To do :: All of the data should be output character for character, except the pictures.

Material provided ::
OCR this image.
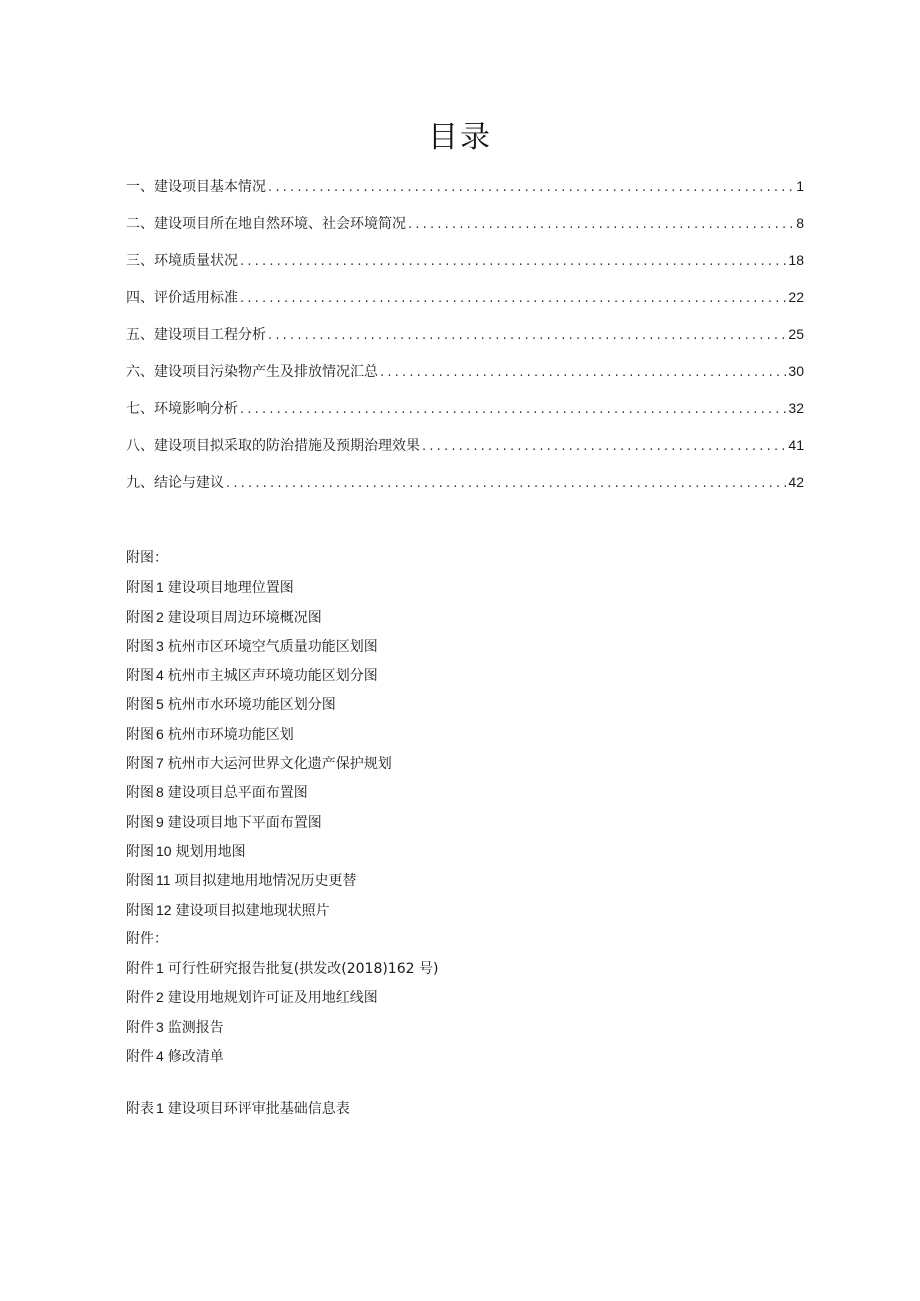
目录
一、建设项目基本情况 .....	1
二、建设项目所在地自然环境、社会环境简况 .....	8
三、环境质量状况 .....	18
四、评价适用标准 .....	22
五、建设项目工程分析 .....	25
六、建设项目污染物产生及排放情况汇总 .....	30
七、环境影响分析 .....	32
八、建设项目拟采取的防治措施及预期治理效果 .....	41
九、结论与建议 .....	42
附图：
附图 1 建设项目地理位置图
附图 2 建设项目周边环境概况图
附图 3 杭州市区环境空气质量功能区划图
附图 4 杭州市主城区声环境功能区划分图
附图 5 杭州市水环境功能区划分图
附图 6 杭州市环境功能区划
附图 7 杭州市大运河世界文化遗产保护规划
附图 8 建设项目总平面布置图
附图 9 建设项目地下平面布置图
附图 10 规划用地图
附图 11 项目拟建地用地情况历史更替
附图 12 建设项目拟建地现状照片
附件：
附件 1 可行性研究报告批复(拱发改(2018)162 号)
附件 2 建设用地规划许可证及用地红线图
附件 3 监测报告
附件 4 修改清单
附表 1 建设项目环评审批基础信息表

Correct answer ::
OCR this image.
目录
一、建设项目基本情况 .....	1
二、建设项目所在地自然环境、社会环境简况 .....	8
三、环境质量状况 .....	18
四、评价适用标准 .....	22
五、建设项目工程分析 .....	25
六、建设项目污染物产生及排放情况汇总 .....	30
七、环境影响分析 .....	32
八、建设项目拟采取的防治措施及预期治理效果 .....	41
九、结论与建议 .....	42
附图：
附图 1 建设项目地理位置图
附图 2 建设项目周边环境概况图
附图 3 杭州市区环境空气质量功能区划图
附图 4 杭州市主城区声环境功能区划分图
附图 5 杭州市水环境功能区划分图
附图 6 杭州市环境功能区划
附图 7 杭州市大运河世界文化遗产保护规划
附图 8 建设项目总平面布置图
附图 9 建设项目地下平面布置图
附图 10 规划用地图
附图 11 项目拟建地用地情况历史更替
附图 12 建设项目拟建地现状照片
附件：
附件 1 可行性研究报告批复(拱发改(2018)162 号)
附件 2 建设用地规划许可证及用地红线图
附件 3 监测报告
附件 4 修改清单
附表 1 建设项目环评审批基础信息表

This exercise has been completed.